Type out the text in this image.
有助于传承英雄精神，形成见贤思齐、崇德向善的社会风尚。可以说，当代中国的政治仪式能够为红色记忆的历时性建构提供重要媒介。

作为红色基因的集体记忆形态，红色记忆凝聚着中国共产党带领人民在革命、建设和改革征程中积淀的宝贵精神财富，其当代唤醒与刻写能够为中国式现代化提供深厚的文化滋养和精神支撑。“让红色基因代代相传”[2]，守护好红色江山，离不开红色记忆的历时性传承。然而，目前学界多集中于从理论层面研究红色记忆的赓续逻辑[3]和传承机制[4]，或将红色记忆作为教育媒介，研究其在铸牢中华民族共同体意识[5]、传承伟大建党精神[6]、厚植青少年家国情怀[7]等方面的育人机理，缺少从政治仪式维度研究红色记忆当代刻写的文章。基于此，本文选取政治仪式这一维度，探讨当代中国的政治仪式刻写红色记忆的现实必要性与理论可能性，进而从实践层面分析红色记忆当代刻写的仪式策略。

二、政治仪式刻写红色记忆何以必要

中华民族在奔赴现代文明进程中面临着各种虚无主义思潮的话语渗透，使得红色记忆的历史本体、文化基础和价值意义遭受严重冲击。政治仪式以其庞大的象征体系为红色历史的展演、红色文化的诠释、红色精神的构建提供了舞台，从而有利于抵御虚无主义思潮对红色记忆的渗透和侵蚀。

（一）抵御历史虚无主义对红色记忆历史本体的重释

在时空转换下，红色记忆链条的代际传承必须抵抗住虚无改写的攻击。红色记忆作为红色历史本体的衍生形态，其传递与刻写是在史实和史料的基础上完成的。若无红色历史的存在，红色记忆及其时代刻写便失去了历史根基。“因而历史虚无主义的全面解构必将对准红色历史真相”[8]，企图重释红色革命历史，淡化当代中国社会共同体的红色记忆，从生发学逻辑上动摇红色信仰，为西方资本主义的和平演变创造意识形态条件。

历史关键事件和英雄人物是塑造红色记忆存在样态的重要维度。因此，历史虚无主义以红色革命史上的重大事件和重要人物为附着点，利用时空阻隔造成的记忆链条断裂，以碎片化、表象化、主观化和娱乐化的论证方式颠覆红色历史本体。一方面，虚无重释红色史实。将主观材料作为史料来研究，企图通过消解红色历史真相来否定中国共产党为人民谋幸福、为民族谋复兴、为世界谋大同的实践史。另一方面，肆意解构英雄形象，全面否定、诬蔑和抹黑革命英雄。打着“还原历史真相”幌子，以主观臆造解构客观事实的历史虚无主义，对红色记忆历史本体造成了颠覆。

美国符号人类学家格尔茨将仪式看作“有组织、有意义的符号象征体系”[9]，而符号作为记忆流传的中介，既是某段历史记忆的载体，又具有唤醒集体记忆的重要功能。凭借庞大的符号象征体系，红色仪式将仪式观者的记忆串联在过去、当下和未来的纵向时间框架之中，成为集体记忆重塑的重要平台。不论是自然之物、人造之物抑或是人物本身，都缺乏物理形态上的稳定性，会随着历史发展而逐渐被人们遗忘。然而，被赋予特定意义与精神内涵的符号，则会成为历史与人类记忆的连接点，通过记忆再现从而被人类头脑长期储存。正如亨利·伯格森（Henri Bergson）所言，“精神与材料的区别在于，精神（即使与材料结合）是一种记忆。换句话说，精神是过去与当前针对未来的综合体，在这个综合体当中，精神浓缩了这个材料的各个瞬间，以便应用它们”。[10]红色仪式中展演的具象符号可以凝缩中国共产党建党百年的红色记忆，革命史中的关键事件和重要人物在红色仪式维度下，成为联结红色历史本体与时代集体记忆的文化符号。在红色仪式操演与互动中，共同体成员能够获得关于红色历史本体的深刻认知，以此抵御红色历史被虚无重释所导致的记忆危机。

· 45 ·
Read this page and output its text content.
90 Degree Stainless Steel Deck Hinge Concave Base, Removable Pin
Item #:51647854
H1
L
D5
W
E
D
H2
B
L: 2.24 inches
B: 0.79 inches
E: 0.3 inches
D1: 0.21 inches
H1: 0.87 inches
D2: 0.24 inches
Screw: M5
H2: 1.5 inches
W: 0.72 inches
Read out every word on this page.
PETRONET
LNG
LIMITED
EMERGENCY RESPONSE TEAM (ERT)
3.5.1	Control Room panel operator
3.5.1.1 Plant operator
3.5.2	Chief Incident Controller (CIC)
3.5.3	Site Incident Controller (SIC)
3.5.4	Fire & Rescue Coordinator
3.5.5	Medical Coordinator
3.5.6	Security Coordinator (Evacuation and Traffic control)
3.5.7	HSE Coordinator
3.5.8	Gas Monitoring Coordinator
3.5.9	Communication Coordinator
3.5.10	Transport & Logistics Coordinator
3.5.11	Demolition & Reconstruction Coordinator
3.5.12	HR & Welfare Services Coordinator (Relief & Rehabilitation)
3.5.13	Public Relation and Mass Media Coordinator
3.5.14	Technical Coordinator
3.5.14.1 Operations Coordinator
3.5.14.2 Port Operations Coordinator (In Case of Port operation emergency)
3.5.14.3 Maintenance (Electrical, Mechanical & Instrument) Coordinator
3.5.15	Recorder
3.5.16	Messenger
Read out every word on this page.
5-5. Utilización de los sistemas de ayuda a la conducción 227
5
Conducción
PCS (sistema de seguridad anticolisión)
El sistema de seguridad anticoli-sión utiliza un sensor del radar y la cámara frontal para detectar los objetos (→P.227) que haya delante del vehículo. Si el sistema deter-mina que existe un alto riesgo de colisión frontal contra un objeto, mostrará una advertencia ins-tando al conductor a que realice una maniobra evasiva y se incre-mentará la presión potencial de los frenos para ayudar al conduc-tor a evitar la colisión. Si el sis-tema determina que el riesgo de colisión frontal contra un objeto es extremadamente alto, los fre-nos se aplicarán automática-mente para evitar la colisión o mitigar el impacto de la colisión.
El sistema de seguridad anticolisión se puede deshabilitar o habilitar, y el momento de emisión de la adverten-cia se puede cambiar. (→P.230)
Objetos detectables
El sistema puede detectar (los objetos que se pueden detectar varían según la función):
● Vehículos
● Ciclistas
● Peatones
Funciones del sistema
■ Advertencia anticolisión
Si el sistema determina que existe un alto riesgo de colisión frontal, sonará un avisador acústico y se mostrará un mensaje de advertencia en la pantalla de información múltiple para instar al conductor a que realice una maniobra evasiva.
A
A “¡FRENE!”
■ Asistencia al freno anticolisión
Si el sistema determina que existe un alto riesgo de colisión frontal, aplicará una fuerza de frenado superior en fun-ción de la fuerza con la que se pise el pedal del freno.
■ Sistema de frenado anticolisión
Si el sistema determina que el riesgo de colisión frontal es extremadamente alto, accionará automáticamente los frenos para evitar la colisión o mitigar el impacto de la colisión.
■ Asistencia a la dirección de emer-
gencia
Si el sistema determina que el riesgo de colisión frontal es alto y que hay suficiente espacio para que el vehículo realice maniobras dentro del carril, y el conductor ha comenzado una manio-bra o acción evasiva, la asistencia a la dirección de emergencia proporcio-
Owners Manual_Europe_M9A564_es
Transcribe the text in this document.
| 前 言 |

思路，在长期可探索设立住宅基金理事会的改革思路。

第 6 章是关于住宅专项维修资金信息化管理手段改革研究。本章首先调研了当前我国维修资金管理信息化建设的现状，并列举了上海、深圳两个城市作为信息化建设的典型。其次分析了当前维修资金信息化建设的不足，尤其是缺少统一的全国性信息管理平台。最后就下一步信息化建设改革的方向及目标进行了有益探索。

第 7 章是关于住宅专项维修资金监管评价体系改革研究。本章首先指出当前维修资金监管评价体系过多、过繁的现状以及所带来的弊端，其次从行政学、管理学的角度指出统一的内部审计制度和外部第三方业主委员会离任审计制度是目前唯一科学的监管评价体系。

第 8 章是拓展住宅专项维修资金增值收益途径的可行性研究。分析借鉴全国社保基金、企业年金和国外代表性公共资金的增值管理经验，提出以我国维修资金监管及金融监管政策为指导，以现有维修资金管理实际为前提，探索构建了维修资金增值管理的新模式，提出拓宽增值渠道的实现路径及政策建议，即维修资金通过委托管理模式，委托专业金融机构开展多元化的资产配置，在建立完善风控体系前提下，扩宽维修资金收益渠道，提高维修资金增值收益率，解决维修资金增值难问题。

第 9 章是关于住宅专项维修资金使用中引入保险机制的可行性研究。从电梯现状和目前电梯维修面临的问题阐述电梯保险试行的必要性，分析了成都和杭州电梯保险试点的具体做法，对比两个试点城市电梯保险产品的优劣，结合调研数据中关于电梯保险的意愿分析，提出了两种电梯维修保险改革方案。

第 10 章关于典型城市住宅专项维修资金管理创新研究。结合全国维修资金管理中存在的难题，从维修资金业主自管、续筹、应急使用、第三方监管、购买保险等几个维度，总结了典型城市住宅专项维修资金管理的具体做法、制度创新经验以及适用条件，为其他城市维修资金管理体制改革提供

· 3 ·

• What you should do: Across the data above, how many lines include the word "puede"? Give only the count.

• Answer to the task: 2